>> begin

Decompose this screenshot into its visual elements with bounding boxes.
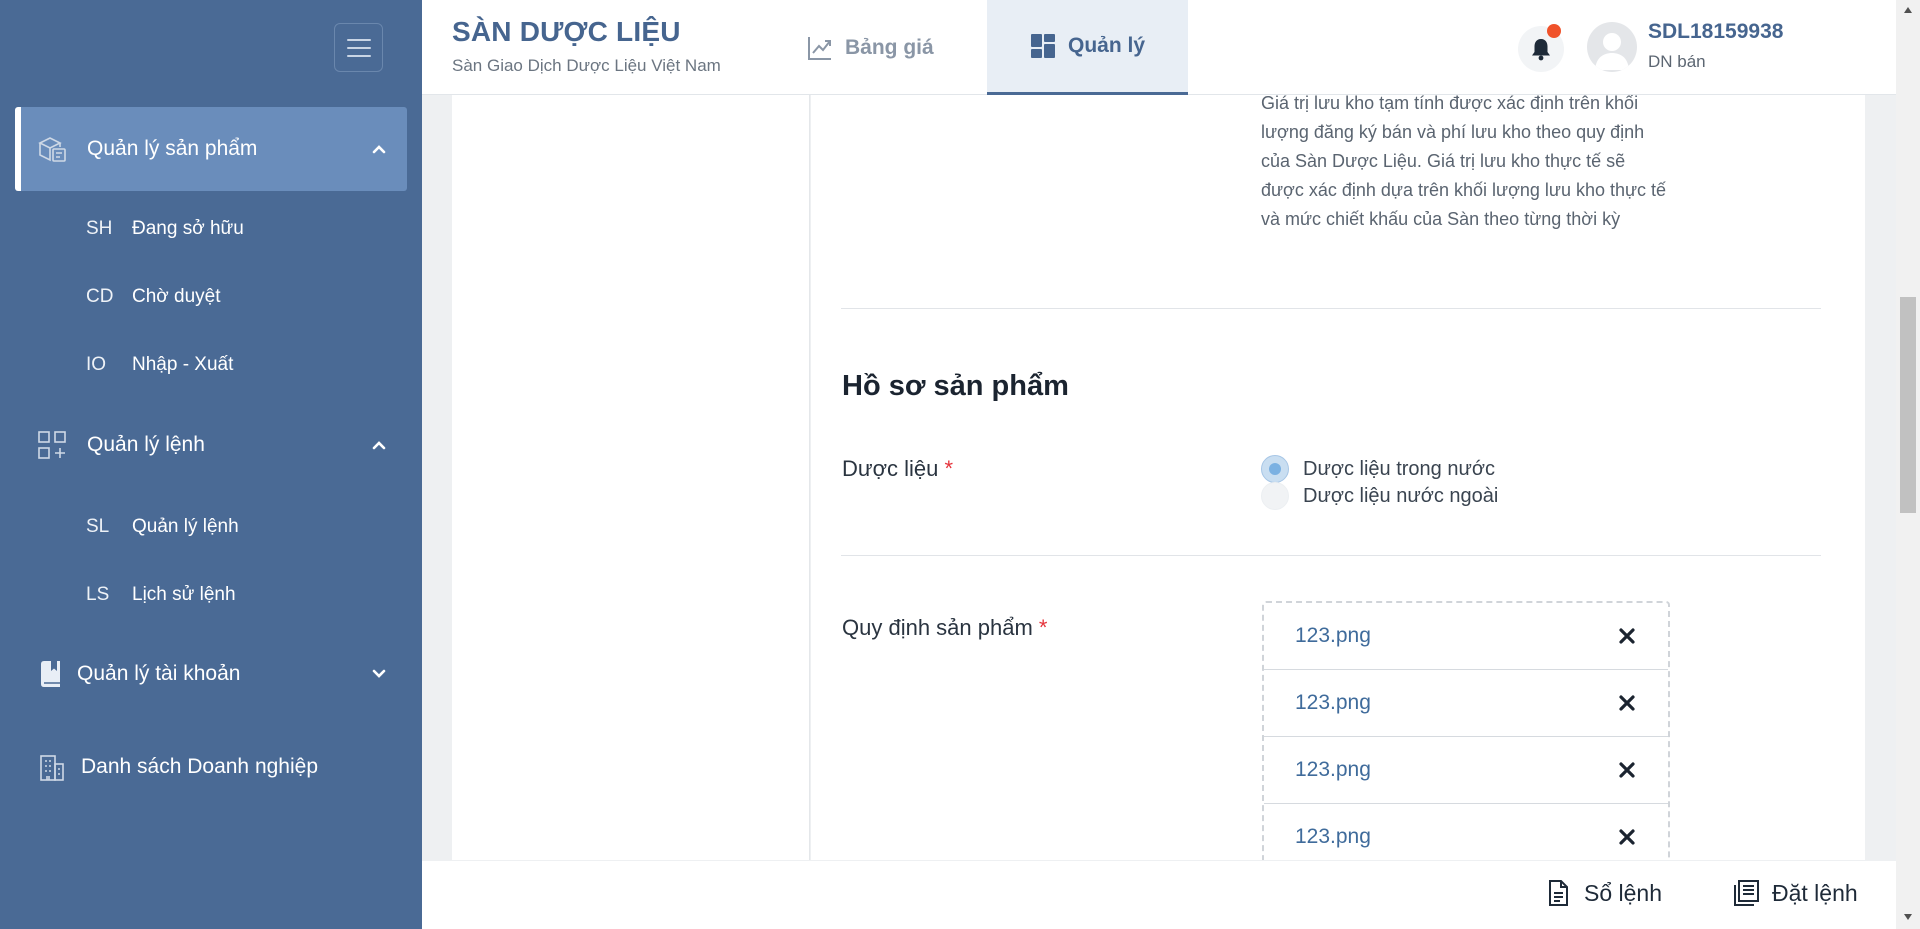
divider — [841, 555, 1821, 556]
place-order-button[interactable]: Đặt lệnh — [1732, 879, 1858, 907]
sidebar-item-import-export[interactable]: IO Nhập - Xuất — [86, 350, 233, 380]
scroll-down-icon[interactable] — [1902, 911, 1914, 923]
product-box-icon — [35, 132, 69, 166]
sidebar-item-abbr: CD — [86, 286, 114, 307]
scroll-up-icon[interactable] — [1902, 4, 1914, 16]
file-list-item: 123.png — [1264, 603, 1668, 670]
sidebar-item-label: Chờ duyệt — [132, 286, 221, 307]
regulation-field-label: Quy định sản phẩm * — [842, 615, 1047, 641]
field-label-text: Dược liệu — [842, 456, 939, 481]
product-form: Giá trị lưu kho tạm tính được xác định t… — [811, 95, 1865, 860]
storage-value-note: Giá trị lưu kho tạm tính được xác định t… — [1261, 95, 1667, 229]
sidebar-item-label: Quản lý lệnh — [132, 516, 239, 537]
file-list-item: 123.png — [1264, 737, 1668, 804]
required-mark: * — [944, 456, 954, 481]
tab-label: Quản lý — [1067, 34, 1146, 57]
user-id[interactable]: SDL18159938 — [1648, 20, 1783, 44]
sidebar-item-label: Đang sở hữu — [132, 218, 244, 239]
sidebar-item-abbr: LS — [86, 584, 110, 605]
required-mark: * — [1038, 615, 1048, 640]
radio-domestic-herb[interactable]: Dược liệu trong nước — [1261, 455, 1495, 483]
file-link[interactable]: 123.png — [1295, 758, 1371, 782]
sidebar-item-abbr: SL — [86, 516, 110, 537]
account-book-icon — [35, 657, 69, 691]
bell-icon — [1532, 39, 1550, 61]
sidebar-group-product-management[interactable]: Quản lý sản phẩm — [15, 107, 407, 191]
sidebar-group-label: Quản lý tài khoản — [77, 662, 241, 685]
order-book-label: Sổ lệnh — [1584, 879, 1663, 906]
file-upload-list[interactable]: 123.png 123.png 123.png 123.png — [1262, 601, 1670, 860]
sidebar-group-label: Quản lý lệnh — [87, 433, 205, 456]
building-icon — [35, 750, 69, 784]
tab-management[interactable]: Quản lý — [987, 0, 1188, 95]
menu-toggle-button[interactable] — [334, 23, 383, 72]
tab-label: Bảng giá — [845, 35, 934, 59]
sidebar-item-label: Nhập - Xuất — [132, 354, 234, 375]
section-title: Hồ sơ sản phẩm — [842, 370, 1069, 402]
order-book-button[interactable]: Sổ lệnh — [1544, 879, 1662, 907]
sidebar-item-abbr: IO — [86, 354, 107, 375]
radio-foreign-herb[interactable]: Dược liệu nước ngoài — [1261, 482, 1498, 510]
radio-button-selected[interactable] — [1261, 455, 1289, 483]
radio-label: Dược liệu nước ngoài — [1303, 484, 1499, 507]
chevron-up-icon — [369, 139, 389, 159]
sidebar-group-account-management[interactable]: Quản lý tài khoản — [15, 632, 407, 716]
sidebar-item-abbr: SH — [86, 218, 113, 239]
dashboard-icon — [1030, 33, 1056, 59]
file-link[interactable]: 123.png — [1295, 691, 1371, 715]
sidebar-group-enterprise-list[interactable]: Danh sách Doanh nghiệp — [15, 725, 407, 809]
notification-badge — [1547, 24, 1561, 38]
notification-button[interactable] — [1518, 24, 1564, 72]
file-list-item: 123.png — [1264, 670, 1668, 737]
order-grid-icon — [35, 428, 69, 462]
chart-line-icon — [807, 35, 833, 61]
sidebar-item-pending[interactable]: CD Chờ duyệt — [86, 282, 221, 312]
close-icon[interactable] — [1616, 826, 1638, 848]
radio-label: Dược liệu trong nước — [1303, 457, 1495, 480]
file-link[interactable]: 123.png — [1295, 825, 1371, 849]
user-role: DN bán — [1648, 52, 1706, 71]
sidebar-item-order-history[interactable]: LS Lịch sử lệnh — [86, 580, 236, 610]
document-icon — [1544, 879, 1572, 907]
chevron-down-icon — [369, 664, 389, 684]
herb-field-label: Dược liệu * — [842, 456, 953, 482]
sidebar-group-label: Danh sách Doanh nghiệp — [81, 755, 319, 778]
field-label-text: Quy định sản phẩm — [842, 615, 1033, 640]
brand-title[interactable]: SÀN DƯỢC LIỆU — [452, 16, 681, 48]
close-icon[interactable] — [1616, 625, 1638, 647]
sidebar-item-owned[interactable]: SH Đang sở hữu — [86, 214, 244, 244]
bottom-action-bar: Sổ lệnh Đặt lệnh — [422, 860, 1896, 929]
content-left-column — [452, 95, 810, 860]
close-icon[interactable] — [1616, 692, 1638, 714]
close-icon[interactable] — [1616, 759, 1638, 781]
file-link[interactable]: 123.png — [1295, 624, 1371, 648]
brand-subtitle: Sàn Giao Dịch Dược Liệu Việt Nam — [452, 56, 721, 75]
sidebar-group-order-management[interactable]: Quản lý lệnh — [15, 403, 407, 487]
radio-button[interactable] — [1261, 482, 1289, 510]
avatar[interactable] — [1587, 22, 1637, 72]
top-header: SÀN DƯỢC LIỆU Sàn Giao Dịch Dược Liệu Vi… — [422, 0, 1896, 95]
place-order-label: Đặt lệnh — [1772, 879, 1858, 906]
sidebar-item-label: Lịch sử lệnh — [132, 584, 236, 605]
sidebar: Quản lý sản phẩm SH Đang sở hữu CD Chờ d… — [0, 0, 422, 929]
tab-price-board[interactable]: Bảng giá — [807, 0, 934, 95]
order-list-icon — [1732, 879, 1760, 907]
divider — [841, 308, 1821, 309]
scrollbar-thumb[interactable] — [1900, 297, 1916, 513]
page-scrollbar[interactable] — [1896, 0, 1920, 929]
sidebar-item-orders[interactable]: SL Quản lý lệnh — [86, 512, 239, 542]
sidebar-group-label: Quản lý sản phẩm — [87, 137, 258, 160]
chevron-up-icon — [369, 435, 389, 455]
file-list-item: 123.png — [1264, 804, 1668, 860]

>> end

**GIVEN EXERCISE:** Reproduce all of the lines above, replacing every occurrence of "divider" with "separator" and leaving everything else unchanged. Omit the pictures from your output.

**RESPONSE TO THE TASK:**
Decompose this screenshot into its visual elements with bounding boxes.
separator — [841, 555, 1821, 556]
place-order-button[interactable]: Đặt lệnh — [1732, 879, 1858, 907]
sidebar-item-import-export[interactable]: IO Nhập - Xuất — [86, 350, 233, 380]
scroll-down-icon[interactable] — [1902, 911, 1914, 923]
product-box-icon — [35, 132, 69, 166]
sidebar-item-abbr: CD — [86, 286, 114, 307]
scroll-up-icon[interactable] — [1902, 4, 1914, 16]
file-list-item: 123.png — [1264, 603, 1668, 670]
sidebar-item-label: Chờ duyệt — [132, 286, 221, 307]
regulation-field-label: Quy định sản phẩm * — [842, 615, 1047, 641]
field-label-text: Dược liệu — [842, 456, 939, 481]
product-form: Giá trị lưu kho tạm tính được xác định t… — [811, 95, 1865, 860]
storage-value-note: Giá trị lưu kho tạm tính được xác định t… — [1261, 95, 1667, 229]
sidebar-item-label: Quản lý lệnh — [132, 516, 239, 537]
file-list-item: 123.png — [1264, 737, 1668, 804]
required-mark: * — [944, 456, 954, 481]
tab-label: Quản lý — [1067, 34, 1146, 57]
user-id[interactable]: SDL18159938 — [1648, 20, 1783, 44]
sidebar-item-label: Đang sở hữu — [132, 218, 244, 239]
sidebar-item-abbr: LS — [86, 584, 110, 605]
required-mark: * — [1038, 615, 1048, 640]
radio-domestic-herb[interactable]: Dược liệu trong nước — [1261, 455, 1495, 483]
file-link[interactable]: 123.png — [1295, 758, 1371, 782]
sidebar-item-abbr: SL — [86, 516, 110, 537]
account-book-icon — [35, 657, 69, 691]
bell-icon — [1532, 39, 1550, 61]
sidebar-group-product-management[interactable]: Quản lý sản phẩm — [15, 107, 407, 191]
sidebar-group-label: Quản lý tài khoản — [77, 662, 241, 685]
order-book-label: Sổ lệnh — [1584, 879, 1663, 906]
file-upload-list[interactable]: 123.png 123.png 123.png 123.png — [1262, 601, 1670, 860]
sidebar-group-label: Quản lý lệnh — [87, 433, 205, 456]
building-icon — [35, 750, 69, 784]
tab-management[interactable]: Quản lý — [987, 0, 1188, 95]
menu-toggle-button[interactable] — [334, 23, 383, 72]
tab-label: Bảng giá — [845, 35, 934, 59]
sidebar-item-label: Nhập - Xuất — [132, 354, 234, 375]
section-title: Hồ sơ sản phẩm — [842, 370, 1069, 402]
order-book-button[interactable]: Sổ lệnh — [1544, 879, 1662, 907]
sidebar-item-abbr: IO — [86, 354, 107, 375]
radio-foreign-herb[interactable]: Dược liệu nước ngoài — [1261, 482, 1498, 510]
radio-button-selected[interactable] — [1261, 455, 1289, 483]
radio-label: Dược liệu nước ngoài — [1303, 484, 1499, 507]
chevron-up-icon — [369, 139, 389, 159]
sidebar-group-account-management[interactable]: Quản lý tài khoản — [15, 632, 407, 716]
sidebar-item-abbr: SH — [86, 218, 113, 239]
dashboard-icon — [1030, 33, 1056, 59]
file-link[interactable]: 123.png — [1295, 691, 1371, 715]
sidebar-group-enterprise-list[interactable]: Danh sách Doanh nghiệp — [15, 725, 407, 809]
notification-badge — [1547, 24, 1561, 38]
notification-button[interactable] — [1518, 24, 1564, 72]
file-list-item: 123.png — [1264, 670, 1668, 737]
order-grid-icon — [35, 428, 69, 462]
chart-line-icon — [807, 35, 833, 61]
sidebar-item-pending[interactable]: CD Chờ duyệt — [86, 282, 221, 312]
close-icon[interactable] — [1616, 826, 1638, 848]
radio-label: Dược liệu trong nước — [1303, 457, 1495, 480]
file-link[interactable]: 123.png — [1295, 825, 1371, 849]
user-role: DN bán — [1648, 52, 1706, 71]
sidebar-item-order-history[interactable]: LS Lịch sử lệnh — [86, 580, 236, 610]
document-icon — [1544, 879, 1572, 907]
chevron-down-icon — [369, 664, 389, 684]
herb-field-label: Dược liệu * — [842, 456, 953, 482]
sidebar-group-label: Danh sách Doanh nghiệp — [81, 755, 319, 778]
field-label-text: Quy định sản phẩm — [842, 615, 1033, 640]
brand-title[interactable]: SÀN DƯỢC LIỆU — [452, 16, 681, 48]
close-icon[interactable] — [1616, 625, 1638, 647]
sidebar-item-owned[interactable]: SH Đang sở hữu — [86, 214, 244, 244]
bottom-action-bar: Sổ lệnh Đặt lệnh — [422, 860, 1896, 929]
content-left-column — [452, 95, 810, 860]
close-icon[interactable] — [1616, 692, 1638, 714]
close-icon[interactable] — [1616, 759, 1638, 781]
file-link[interactable]: 123.png — [1295, 624, 1371, 648]
brand-subtitle: Sàn Giao Dịch Dược Liệu Việt Nam — [452, 56, 721, 75]
sidebar-group-order-management[interactable]: Quản lý lệnh — [15, 403, 407, 487]
radio-button[interactable] — [1261, 482, 1289, 510]
avatar[interactable] — [1587, 22, 1637, 72]
top-header: SÀN DƯỢC LIỆU Sàn Giao Dịch Dược Liệu Vi… — [422, 0, 1896, 95]
place-order-label: Đặt lệnh — [1772, 879, 1858, 906]
sidebar-item-label: Lịch sử lệnh — [132, 584, 236, 605]
sidebar: Quản lý sản phẩm SH Đang sở hữu CD Chờ d… — [0, 0, 422, 929]
tab-price-board[interactable]: Bảng giá — [807, 0, 934, 95]
order-list-icon — [1732, 879, 1760, 907]
separator — [841, 308, 1821, 309]
scrollbar-thumb[interactable] — [1900, 297, 1916, 513]
page-scrollbar[interactable] — [1896, 0, 1920, 929]
sidebar-item-orders[interactable]: SL Quản lý lệnh — [86, 512, 239, 542]
sidebar-group-label: Quản lý sản phẩm — [87, 137, 258, 160]
chevron-up-icon — [369, 435, 389, 455]
file-list-item: 123.png — [1264, 804, 1668, 860]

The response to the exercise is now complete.